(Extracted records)
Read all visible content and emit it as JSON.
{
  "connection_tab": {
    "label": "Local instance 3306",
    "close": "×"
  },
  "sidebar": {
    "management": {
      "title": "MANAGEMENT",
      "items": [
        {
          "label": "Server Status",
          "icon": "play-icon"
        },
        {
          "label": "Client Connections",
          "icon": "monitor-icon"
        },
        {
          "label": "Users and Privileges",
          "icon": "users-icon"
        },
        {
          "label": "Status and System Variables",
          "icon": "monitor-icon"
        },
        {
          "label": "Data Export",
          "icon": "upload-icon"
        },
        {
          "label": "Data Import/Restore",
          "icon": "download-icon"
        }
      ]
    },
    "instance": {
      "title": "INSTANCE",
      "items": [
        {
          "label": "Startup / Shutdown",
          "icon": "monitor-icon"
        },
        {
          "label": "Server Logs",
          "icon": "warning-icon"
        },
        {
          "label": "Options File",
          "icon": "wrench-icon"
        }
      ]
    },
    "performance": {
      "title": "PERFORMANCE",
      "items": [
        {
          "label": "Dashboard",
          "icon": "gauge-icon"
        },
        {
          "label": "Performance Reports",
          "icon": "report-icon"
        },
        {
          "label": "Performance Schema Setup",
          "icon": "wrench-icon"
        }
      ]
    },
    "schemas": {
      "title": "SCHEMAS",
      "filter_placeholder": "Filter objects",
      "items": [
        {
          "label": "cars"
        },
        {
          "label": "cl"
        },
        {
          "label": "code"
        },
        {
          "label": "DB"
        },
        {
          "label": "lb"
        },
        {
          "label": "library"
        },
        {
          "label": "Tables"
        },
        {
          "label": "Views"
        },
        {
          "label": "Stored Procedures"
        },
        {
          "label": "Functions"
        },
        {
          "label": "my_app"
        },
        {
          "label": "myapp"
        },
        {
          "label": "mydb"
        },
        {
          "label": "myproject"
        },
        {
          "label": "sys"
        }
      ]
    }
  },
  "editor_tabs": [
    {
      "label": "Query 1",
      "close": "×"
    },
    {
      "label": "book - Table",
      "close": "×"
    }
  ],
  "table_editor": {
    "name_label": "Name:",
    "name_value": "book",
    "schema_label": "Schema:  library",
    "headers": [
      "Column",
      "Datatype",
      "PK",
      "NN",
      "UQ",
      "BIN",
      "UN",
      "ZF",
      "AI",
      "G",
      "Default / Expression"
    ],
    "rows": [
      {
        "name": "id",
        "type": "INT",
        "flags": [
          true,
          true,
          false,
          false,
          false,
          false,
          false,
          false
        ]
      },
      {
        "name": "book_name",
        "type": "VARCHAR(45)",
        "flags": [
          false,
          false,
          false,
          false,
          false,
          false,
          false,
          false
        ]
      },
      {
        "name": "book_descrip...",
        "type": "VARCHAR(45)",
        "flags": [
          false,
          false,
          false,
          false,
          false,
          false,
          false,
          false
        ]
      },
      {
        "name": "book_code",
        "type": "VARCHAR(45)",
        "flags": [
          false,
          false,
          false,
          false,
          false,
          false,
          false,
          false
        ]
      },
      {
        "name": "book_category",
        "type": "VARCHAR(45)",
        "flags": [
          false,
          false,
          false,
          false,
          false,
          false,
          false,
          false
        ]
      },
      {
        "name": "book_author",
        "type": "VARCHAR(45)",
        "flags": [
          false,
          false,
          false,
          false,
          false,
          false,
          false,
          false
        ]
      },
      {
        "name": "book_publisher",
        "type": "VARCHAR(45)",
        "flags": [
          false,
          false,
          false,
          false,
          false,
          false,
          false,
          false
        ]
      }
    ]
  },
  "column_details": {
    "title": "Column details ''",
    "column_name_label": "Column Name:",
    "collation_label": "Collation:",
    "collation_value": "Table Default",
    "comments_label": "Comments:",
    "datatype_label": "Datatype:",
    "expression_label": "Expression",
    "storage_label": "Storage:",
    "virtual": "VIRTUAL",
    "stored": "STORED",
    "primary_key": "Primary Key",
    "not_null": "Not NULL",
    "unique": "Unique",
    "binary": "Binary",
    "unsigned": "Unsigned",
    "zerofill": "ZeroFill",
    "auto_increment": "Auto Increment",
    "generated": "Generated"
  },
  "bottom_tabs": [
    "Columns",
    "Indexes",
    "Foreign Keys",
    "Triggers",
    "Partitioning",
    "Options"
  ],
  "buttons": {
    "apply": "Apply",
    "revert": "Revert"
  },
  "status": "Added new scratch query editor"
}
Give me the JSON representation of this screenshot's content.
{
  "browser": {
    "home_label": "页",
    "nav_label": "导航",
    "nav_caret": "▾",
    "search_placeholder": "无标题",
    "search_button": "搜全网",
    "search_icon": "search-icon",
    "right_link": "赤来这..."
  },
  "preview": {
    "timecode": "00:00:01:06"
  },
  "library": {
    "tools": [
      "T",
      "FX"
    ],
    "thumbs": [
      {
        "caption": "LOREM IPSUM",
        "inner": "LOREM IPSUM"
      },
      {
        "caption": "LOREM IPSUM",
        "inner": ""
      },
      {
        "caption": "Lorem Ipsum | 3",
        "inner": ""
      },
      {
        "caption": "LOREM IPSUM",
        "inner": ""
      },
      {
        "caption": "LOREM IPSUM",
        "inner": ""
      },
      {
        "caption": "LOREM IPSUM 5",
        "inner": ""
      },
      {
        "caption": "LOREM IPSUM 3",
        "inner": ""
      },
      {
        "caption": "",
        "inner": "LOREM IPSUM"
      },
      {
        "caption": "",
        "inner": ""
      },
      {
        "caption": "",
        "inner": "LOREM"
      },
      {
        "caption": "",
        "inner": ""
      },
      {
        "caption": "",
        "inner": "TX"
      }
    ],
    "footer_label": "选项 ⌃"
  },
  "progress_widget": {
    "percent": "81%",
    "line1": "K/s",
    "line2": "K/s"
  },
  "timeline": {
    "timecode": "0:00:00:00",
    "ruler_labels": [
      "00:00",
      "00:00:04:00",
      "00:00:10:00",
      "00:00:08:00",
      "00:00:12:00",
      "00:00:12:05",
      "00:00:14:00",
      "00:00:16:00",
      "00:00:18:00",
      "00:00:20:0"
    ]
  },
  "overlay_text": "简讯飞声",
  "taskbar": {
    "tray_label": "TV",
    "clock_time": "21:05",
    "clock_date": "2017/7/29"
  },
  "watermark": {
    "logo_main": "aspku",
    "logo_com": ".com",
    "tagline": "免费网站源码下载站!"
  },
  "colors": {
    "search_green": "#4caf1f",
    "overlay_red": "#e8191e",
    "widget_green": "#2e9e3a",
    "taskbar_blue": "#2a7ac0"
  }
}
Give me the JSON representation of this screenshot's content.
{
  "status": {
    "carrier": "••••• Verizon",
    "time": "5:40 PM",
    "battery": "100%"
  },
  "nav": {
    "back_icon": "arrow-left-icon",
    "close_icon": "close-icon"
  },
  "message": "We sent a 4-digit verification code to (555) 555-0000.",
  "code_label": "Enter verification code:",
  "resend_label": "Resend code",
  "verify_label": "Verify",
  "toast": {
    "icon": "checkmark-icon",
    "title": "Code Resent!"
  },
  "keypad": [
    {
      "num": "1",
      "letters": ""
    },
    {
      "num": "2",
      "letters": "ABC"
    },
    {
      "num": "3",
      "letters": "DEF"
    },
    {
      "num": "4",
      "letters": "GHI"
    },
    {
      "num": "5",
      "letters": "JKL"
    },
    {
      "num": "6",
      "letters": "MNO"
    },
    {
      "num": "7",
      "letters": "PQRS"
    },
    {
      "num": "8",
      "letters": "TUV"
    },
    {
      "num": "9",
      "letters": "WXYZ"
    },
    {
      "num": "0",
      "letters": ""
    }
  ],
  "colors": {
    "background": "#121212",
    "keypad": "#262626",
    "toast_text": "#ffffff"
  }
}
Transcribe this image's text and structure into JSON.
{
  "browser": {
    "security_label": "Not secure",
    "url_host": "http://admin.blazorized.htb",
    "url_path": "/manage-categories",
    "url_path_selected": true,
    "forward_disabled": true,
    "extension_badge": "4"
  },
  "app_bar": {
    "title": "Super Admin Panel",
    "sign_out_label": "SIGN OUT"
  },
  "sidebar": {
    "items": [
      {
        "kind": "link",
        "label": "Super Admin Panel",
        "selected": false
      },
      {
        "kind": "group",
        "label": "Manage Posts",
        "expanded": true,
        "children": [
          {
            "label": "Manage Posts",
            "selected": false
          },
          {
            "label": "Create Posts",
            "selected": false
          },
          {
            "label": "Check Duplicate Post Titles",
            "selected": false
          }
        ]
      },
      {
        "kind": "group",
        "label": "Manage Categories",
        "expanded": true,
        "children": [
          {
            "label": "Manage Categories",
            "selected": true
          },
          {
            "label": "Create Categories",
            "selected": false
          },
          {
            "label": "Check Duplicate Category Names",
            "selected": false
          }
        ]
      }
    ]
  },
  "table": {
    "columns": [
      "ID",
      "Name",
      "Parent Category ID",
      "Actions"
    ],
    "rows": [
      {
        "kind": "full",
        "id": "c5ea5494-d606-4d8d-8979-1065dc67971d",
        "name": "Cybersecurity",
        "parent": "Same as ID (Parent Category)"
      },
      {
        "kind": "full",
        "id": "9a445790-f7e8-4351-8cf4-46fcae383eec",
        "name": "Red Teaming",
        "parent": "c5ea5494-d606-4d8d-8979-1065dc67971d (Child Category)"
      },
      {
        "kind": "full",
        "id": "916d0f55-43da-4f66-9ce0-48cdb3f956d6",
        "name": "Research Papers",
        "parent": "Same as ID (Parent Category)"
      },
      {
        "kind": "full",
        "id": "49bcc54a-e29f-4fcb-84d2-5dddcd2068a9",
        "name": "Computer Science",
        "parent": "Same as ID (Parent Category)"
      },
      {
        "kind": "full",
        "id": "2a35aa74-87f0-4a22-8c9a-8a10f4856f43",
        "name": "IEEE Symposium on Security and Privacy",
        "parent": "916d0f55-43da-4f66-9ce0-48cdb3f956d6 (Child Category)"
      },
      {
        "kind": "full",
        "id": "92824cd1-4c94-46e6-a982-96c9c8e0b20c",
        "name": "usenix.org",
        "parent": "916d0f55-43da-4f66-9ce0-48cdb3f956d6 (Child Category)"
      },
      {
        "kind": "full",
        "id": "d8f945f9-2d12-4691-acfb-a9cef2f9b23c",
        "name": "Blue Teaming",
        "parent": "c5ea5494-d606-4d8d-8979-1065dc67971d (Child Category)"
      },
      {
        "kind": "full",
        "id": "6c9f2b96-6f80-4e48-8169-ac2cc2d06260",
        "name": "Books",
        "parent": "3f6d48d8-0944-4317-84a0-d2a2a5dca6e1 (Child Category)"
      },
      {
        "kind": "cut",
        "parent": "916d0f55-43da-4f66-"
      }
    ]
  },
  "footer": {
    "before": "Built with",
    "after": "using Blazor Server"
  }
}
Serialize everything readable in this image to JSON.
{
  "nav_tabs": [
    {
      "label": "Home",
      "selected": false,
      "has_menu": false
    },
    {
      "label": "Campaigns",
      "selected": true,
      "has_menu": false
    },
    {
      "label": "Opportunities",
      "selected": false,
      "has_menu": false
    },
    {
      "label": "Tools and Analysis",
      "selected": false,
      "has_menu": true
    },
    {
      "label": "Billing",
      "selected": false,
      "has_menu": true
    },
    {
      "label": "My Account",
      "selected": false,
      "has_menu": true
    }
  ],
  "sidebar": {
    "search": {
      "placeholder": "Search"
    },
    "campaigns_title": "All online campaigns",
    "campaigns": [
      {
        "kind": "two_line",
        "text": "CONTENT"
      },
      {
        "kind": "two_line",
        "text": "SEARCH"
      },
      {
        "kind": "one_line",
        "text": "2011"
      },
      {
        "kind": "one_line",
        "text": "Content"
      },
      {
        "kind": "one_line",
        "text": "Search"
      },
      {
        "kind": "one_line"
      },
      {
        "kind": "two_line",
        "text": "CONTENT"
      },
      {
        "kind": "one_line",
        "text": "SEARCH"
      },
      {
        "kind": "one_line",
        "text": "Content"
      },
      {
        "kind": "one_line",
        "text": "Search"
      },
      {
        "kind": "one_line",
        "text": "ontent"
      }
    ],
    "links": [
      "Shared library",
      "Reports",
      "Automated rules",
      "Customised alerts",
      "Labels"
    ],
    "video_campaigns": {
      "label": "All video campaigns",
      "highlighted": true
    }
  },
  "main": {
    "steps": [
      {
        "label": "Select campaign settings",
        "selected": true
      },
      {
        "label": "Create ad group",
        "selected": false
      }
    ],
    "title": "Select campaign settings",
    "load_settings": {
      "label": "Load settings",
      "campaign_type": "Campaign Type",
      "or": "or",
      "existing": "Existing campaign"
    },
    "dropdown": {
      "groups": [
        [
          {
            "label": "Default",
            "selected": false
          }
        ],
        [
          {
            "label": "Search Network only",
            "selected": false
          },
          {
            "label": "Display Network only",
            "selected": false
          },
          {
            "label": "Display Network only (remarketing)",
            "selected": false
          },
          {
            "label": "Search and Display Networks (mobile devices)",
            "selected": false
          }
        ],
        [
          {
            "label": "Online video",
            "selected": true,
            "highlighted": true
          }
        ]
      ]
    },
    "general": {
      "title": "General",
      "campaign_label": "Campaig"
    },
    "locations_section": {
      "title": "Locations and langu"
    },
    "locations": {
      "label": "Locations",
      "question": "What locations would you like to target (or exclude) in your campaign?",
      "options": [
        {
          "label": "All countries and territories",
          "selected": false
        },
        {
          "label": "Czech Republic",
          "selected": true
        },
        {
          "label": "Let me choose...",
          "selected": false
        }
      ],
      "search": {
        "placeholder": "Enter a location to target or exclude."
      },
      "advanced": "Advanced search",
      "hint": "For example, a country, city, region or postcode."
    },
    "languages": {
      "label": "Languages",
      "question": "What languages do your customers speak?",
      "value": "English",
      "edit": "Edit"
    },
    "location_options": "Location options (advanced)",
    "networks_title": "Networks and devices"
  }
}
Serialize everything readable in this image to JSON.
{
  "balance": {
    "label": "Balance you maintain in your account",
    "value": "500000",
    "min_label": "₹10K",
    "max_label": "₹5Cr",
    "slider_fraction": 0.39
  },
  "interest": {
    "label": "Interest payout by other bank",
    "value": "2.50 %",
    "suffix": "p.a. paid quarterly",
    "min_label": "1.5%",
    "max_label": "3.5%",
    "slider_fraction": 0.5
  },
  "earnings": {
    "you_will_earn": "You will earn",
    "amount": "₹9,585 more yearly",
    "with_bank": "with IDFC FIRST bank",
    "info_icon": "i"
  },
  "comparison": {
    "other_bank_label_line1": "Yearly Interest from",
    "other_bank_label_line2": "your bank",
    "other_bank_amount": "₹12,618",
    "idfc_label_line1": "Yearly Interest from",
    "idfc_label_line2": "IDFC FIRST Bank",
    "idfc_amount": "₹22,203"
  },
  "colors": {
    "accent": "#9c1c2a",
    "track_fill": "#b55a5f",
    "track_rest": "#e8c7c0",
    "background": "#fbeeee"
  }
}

WRITTEN PROBLEM:
The string "question" may appear in lines of the listing above; tally those lines and give the number only.

WRITTEN ANSWER:
2